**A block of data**
********************
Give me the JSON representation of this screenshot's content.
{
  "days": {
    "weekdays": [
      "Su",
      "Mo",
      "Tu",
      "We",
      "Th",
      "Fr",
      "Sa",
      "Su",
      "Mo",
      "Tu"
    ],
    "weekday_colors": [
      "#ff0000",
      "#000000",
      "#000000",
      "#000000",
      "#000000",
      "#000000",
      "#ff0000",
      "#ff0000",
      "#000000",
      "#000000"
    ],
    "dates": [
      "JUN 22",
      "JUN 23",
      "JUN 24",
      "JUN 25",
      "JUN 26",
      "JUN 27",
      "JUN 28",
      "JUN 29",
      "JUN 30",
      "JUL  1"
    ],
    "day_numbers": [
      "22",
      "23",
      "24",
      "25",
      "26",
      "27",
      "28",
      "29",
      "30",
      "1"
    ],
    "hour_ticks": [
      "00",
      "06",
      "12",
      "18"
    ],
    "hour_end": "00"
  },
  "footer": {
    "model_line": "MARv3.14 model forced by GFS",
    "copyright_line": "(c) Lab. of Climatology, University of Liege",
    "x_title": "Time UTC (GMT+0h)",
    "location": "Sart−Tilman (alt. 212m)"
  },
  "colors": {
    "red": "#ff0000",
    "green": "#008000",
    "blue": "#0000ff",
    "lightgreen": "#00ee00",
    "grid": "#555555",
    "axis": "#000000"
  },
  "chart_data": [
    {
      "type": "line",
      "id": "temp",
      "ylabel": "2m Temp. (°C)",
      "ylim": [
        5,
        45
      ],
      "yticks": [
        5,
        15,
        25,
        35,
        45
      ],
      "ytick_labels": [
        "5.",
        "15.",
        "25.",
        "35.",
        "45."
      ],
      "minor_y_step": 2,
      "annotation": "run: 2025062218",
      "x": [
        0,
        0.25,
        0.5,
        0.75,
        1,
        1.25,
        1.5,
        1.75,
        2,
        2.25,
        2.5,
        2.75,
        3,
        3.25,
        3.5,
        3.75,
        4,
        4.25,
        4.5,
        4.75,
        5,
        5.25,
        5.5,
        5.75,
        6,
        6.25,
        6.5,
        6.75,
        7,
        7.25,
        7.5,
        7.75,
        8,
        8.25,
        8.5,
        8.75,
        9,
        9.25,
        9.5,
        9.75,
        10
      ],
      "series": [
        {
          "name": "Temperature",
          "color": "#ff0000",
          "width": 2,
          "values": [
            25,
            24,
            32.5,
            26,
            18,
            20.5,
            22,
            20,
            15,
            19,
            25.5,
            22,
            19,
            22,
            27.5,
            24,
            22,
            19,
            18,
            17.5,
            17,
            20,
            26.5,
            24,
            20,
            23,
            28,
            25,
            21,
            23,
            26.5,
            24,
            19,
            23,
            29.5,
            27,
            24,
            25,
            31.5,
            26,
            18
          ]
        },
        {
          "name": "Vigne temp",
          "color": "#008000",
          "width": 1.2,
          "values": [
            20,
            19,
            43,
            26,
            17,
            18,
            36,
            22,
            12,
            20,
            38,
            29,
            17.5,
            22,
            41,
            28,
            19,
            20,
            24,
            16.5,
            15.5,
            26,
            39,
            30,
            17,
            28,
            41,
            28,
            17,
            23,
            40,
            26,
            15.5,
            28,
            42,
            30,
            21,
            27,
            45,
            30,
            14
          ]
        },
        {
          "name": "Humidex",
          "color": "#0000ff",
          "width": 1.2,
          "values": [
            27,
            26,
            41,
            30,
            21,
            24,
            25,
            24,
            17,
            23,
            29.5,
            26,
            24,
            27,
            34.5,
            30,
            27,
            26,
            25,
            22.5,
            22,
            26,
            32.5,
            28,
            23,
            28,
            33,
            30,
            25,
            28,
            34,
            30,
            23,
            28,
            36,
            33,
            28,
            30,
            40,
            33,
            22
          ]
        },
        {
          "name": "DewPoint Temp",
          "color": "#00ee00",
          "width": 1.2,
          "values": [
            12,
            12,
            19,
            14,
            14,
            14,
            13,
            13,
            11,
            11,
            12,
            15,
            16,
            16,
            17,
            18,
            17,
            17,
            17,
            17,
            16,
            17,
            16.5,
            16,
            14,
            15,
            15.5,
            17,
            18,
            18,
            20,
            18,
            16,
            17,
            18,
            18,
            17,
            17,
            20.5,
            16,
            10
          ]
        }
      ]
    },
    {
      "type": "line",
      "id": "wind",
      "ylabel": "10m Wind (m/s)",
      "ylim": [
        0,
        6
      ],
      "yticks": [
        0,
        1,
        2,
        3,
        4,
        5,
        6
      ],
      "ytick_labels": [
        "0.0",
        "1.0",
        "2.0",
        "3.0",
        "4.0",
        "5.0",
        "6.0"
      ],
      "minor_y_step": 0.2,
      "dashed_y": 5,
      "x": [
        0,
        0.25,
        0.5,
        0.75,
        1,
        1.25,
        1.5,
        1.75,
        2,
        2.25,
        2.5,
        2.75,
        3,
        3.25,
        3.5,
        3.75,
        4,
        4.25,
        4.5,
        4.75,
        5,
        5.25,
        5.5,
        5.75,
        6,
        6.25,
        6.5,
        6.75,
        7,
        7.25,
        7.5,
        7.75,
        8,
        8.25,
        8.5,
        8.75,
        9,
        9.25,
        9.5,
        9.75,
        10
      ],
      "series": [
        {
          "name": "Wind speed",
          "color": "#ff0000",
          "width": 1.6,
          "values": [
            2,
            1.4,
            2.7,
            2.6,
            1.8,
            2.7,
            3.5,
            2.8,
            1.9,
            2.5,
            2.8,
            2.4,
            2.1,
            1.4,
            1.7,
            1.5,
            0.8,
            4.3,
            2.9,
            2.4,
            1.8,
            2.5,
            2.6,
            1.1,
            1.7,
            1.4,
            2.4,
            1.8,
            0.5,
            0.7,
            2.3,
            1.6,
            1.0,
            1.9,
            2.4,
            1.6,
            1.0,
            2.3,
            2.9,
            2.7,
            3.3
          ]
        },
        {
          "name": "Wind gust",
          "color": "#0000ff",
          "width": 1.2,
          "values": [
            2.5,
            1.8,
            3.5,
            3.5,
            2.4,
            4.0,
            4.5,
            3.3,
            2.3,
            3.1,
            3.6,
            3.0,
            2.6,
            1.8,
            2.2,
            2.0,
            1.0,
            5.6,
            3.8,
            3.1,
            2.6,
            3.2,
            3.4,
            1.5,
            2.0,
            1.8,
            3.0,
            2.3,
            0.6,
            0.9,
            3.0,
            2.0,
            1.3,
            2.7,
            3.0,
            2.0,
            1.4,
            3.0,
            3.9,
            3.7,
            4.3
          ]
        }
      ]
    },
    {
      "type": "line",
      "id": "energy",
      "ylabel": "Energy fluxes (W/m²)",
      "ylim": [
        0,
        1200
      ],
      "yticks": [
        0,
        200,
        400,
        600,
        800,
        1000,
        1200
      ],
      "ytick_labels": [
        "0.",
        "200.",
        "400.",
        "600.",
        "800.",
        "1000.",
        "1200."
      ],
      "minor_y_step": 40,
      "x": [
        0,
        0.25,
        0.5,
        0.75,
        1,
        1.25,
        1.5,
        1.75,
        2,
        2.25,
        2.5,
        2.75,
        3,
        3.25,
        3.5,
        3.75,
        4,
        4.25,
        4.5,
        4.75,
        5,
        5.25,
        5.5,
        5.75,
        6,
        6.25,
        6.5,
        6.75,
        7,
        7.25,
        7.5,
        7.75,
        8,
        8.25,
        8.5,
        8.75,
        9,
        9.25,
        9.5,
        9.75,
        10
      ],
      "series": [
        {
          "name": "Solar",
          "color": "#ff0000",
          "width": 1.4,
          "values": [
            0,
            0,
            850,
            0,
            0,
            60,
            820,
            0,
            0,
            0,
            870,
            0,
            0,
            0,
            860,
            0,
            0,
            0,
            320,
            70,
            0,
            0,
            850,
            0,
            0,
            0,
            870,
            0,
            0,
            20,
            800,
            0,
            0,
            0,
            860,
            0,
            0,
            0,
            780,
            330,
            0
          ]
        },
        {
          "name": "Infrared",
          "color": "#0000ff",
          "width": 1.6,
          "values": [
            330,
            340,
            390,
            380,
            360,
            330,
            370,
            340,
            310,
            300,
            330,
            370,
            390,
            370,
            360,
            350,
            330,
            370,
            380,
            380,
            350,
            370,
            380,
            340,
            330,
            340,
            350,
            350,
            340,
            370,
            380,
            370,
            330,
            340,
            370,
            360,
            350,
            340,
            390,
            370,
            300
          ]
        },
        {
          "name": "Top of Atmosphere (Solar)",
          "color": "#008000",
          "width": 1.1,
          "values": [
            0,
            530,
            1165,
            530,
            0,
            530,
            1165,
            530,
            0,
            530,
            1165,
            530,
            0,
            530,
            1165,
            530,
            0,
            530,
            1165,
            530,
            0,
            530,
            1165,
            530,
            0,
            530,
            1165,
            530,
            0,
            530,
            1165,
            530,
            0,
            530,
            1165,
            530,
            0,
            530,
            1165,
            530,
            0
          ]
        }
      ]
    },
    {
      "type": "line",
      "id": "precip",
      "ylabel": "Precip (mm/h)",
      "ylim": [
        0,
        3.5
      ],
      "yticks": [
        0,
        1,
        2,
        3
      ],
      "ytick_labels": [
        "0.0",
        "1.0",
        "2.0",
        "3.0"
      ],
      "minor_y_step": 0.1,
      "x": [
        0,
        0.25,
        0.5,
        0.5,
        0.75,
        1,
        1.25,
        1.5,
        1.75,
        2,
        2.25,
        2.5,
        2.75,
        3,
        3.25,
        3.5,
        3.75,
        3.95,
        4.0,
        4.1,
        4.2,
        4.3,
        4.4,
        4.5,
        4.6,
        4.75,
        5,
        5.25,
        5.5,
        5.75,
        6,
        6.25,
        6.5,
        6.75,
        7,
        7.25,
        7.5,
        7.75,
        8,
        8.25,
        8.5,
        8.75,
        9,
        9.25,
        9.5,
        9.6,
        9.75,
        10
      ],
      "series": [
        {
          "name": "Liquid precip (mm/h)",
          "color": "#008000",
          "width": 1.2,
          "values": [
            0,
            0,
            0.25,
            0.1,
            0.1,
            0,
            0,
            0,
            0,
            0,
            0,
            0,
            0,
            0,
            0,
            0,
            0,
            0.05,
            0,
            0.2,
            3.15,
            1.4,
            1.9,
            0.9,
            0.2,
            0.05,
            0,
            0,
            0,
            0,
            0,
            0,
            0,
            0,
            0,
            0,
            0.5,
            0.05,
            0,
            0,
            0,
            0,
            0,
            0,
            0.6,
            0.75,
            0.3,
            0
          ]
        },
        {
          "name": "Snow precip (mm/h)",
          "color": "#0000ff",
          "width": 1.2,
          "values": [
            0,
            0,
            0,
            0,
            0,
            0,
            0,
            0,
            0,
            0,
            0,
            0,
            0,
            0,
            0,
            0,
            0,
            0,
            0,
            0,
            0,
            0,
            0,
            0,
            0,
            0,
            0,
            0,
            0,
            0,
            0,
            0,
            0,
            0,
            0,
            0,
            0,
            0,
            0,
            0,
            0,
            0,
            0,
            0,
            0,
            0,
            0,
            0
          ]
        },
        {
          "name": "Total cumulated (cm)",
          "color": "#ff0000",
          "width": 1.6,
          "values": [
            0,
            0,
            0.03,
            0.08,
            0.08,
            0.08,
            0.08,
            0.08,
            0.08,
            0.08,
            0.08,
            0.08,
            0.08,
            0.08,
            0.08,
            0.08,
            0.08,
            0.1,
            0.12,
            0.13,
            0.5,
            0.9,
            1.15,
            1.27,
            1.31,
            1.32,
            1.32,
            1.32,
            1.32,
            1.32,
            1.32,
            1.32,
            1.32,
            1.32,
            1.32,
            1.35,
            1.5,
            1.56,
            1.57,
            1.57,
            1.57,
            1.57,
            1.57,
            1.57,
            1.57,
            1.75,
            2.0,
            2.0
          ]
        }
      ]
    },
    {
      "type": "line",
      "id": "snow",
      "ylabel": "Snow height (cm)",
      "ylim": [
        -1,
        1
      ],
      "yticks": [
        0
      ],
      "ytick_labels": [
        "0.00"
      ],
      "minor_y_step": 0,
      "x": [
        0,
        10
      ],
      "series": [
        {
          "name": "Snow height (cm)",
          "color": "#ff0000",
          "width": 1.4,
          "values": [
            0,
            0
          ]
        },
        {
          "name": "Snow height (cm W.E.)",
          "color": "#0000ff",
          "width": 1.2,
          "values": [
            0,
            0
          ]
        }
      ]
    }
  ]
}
********************
**Description of the task**
How many lines in the records above contain the word "ylabel"? Reply with the number and nothing more.

**Solution**
5